Quesito proposto A:
Risponda alle seguenti domande basandosi sull'intervista su «1.200 km di bellezza»:
(i) In quale città è stato presentato in anteprima il documentario?
(ii) A un libro di quale psicologo si è ispirato Moscati?
(iii) Quanto è durato complessivamente il lavoro?
Quesito proposto B:
Riassuma in due frasi l'intervista su «1.200 km di bellezza».
Quesito proposto C:
Riprenda l'intervista su «1.200 km di bellezza», proseguendo dopo l'ultima frase riportata.

Estratto della fonte:
******************************
Istituto Luce-Cinecittà presenta il nuovo documentario curato da Italo Moscati – 1.200 km di bellezza – un affresco visivo del nostro Paese, tra bianco&nero e colore in alta definizione, risalendo l’Italia, da Sud a Nord, in un viaggio di volti e paesaggi, nel nome delle arti. L’autore ci racconta il progetto, presentato in anteprima a Catania e stasera a Roma, Complesso del Vittoriano (Ala Brasini – Sala Verde – Via San Pietro in Carcere), alle ore 18.
Moscati, da cosa è nata l’esigenza di ‘raccontare l’Italia’?
Per anni ho fatto documentari sulla grande Storia, potendo vedere tanto materiale del Luce, così ho proposto di usare questo materiale, girato benissimo dagli operatori di Cinecittà, per raccontare, in un modo che non si è mai visto, la Storia dell’Italia, dal 1924 ai giorni nostri. Ho immaginato il ‘Grand Tour’ letterario del ‘700-800 rivisitato di immagini attinenti al territorio, all’arte e alla vita quotidiana, ma con le emozioni di quei viaggiatori, in modo da non fare una polemica scontata sui mali della bellezza abbandonata, ma di far fare allo spettatore un confronto con un’epoca che pareva un eden rispetto all’oggi, in cui abbiamo un po’ dimenticato il dovere di tutelare e proteggere la bellezza del nostro ambiente. Mi sono ispirato a un libro di James Hillman, grande psicologo, che dice che se la gente sentisse nella vita l’importanza della bellezza probabilmente scenderebbe per le strade per reclamarla.
Con che intento ha condotto le ricerche nell’Archivio Luce? Cosa desiderava trovare di più, cosa cercava in particolare?
Cercavo soprattutto delle immagini che parlassero da sole, che non avessero bisogno di grandi commenti. Mi premeva di trovare questo filo che passasse narrativamente dalla Sicilia alle Alpi, trovando le testimonianze che, secondo me, fossero le più appropriate per comunicare cosa sia la bellezza rispetto al Paese, perché si incorre spesso in troppo stupore e poca cura nel definire questo concetto.
Quante ore, pressappoco, di filmati Luce avete visionato? Quanto tempo è durato il lavoro complessivo?
Il lavoro è stato enorme e non sempre facile, ma per fortuna le persone del Luce che lavorano nell’ambito dei documenti mi hanno dato una mano fondamentale; è stato un lavoro intensissimo che è durato complessivamente circa un anno. Ho potuto, per fortuna, fare appello alla mia memoria, ma nel progredire delle ricerche si sono creati nuovi desideri quindi credo che, senza averli mai contati, avremo visto 800, ma probabilmente anche 1.000, documenti.
******************************
Dati grezzi:
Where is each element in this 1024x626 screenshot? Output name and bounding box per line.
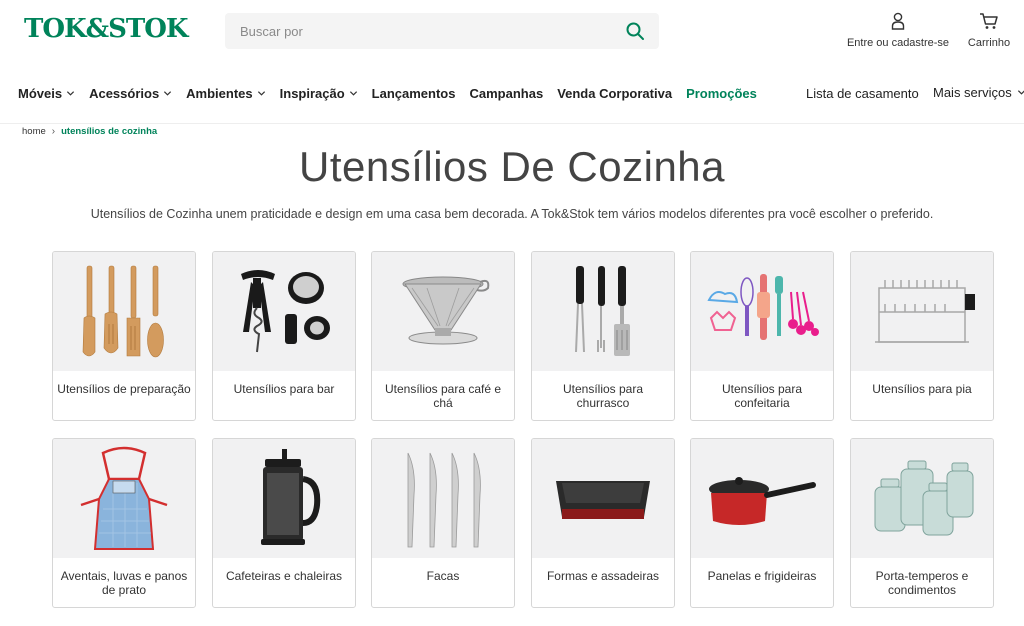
******************************
Risposta corretta A:
(i) A Catania.
(ii) James Hillman.
(iii) Circa un anno.

Risposta corretta B:
Istituto Luce-Cinecittà presenta «1.200 km di bellezza», documentario curato da Italo Moscati che risale l'Italia da Sud a Nord, tra bianco e nero e colore, usando il materiale del Luce per raccontare la Storia del Paese dal 1924 ai giorni nostri. Ispirandosi al Grand Tour del '700-800 e a un libro di James Hillman, Moscati ha cercato immagini che parlassero da sole, in circa un anno di lavoro durante il quale sono stati visionati tra gli 800 e i 1.000 documenti.

Risposta corretta C:
C’è, tra le tante immagini dell’Archivio, qualche sequenza che per pregio, rarità, esclusiva, ci tiene a segnalare?
Sì, sono tre: le immagini fotografiche che mettono a confronto i volti degli italiani com’erano all’inizio del ‘900 affiancati a statue dell’Antichità; l’immagine bellissima di Civita di Bagnoregio, che sembra costruita per un film fantasy, mentre è un luogo reale; infine, il ballo delle ragazze siciliane, ai primi del secolo, che termina con un curioso bacio tra due ragazzine in mezzo al verde e alla musica: mi è sembrato un grande augurio per il futuro.
Come ha studiato, poi, l’assemblaggio delle immagini d’archivio con quelle in HD, affinché fossero in assoluta armonia?
Sono partito dal voler mostrare le immagini in bianco&nero, ma con il desiderio di inserire il colore, cosa che il Luce non aveva mai fatto, come materiale narrativo protagonista: ho scelto Matera, anche perché luogo cinematograficamente significativo, oltre ad essere la città scelta quale Capitale della cultura europea 2019. E’ stato appassionante trovare, attraverso la parola e le immagini di ieri e di oggi, un legame. Poi avevo bisogno di tornare anche nella Capitale, con la fontana di Trevi come simbolo, un ricordo cinematografico degli anni ’50 in cui in mezzo alla bellezza pura del monumento giocavano i bambini, tra acqua e statue, a sottolineare che la bellezza sì va salvata, ma dev’essere una cosa fresca, di energia, che i giovani fanno propria. Bisogna trovare dimestichezza con la cultura, affinché possa resistere più a lungo.
Il titolo, come è nato?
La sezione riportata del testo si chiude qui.